◆ Data records:
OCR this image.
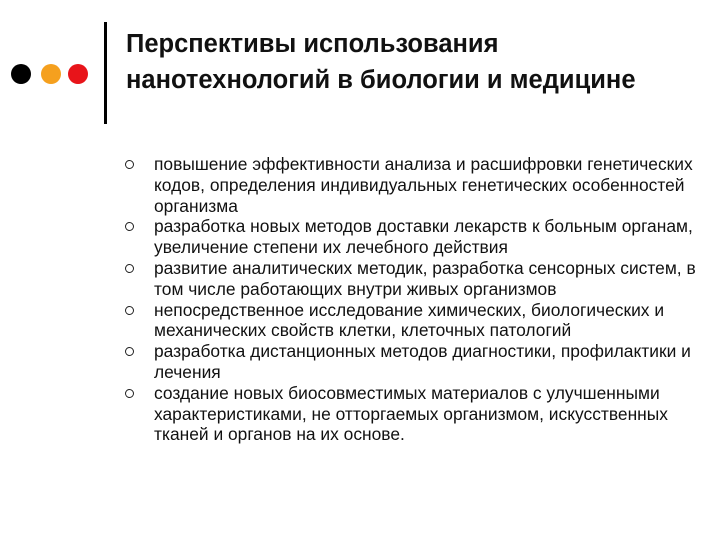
Перспективы использования нанотехнологий в биологии и медицине
повышение эффективности анализа и расшифровки генетических кодов, определения индивидуальных генетических особенностей организма
разработка новых методов доставки лекарств к больным органам, увеличение степени их лечебного действия
развитие аналитических методик, разработка сенсорных систем, в том числе работающих внутри живых организмов
непосредственное исследование химических, биологических и механических свойств клетки, клеточных патологий
разработка дистанционных методов диагностики, профилактики и лечения
создание новых биосовместимых материалов с улучшенными характеристиками, не отторгаемых организмом, искусственных тканей и органов на их основе.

◆ TASK DETAILS:
Reproduce the full listing above verbatim, with no pictures included.

◆ OUTPUT BELOW:
OCR this image.
Перспективы использования нанотехнологий в биологии и медицине
повышение эффективности анализа и расшифровки генетических кодов, определения индивидуальных генетических особенностей организма
разработка новых методов доставки лекарств к больным органам, увеличение степени их лечебного действия
развитие аналитических методик, разработка сенсорных систем, в том числе работающих внутри живых организмов
непосредственное исследование химических, биологических и механических свойств клетки, клеточных патологий
разработка дистанционных методов диагностики, профилактики и лечения
создание новых биосовместимых материалов с улучшенными характеристиками, не отторгаемых организмом, искусственных тканей и органов на их основе.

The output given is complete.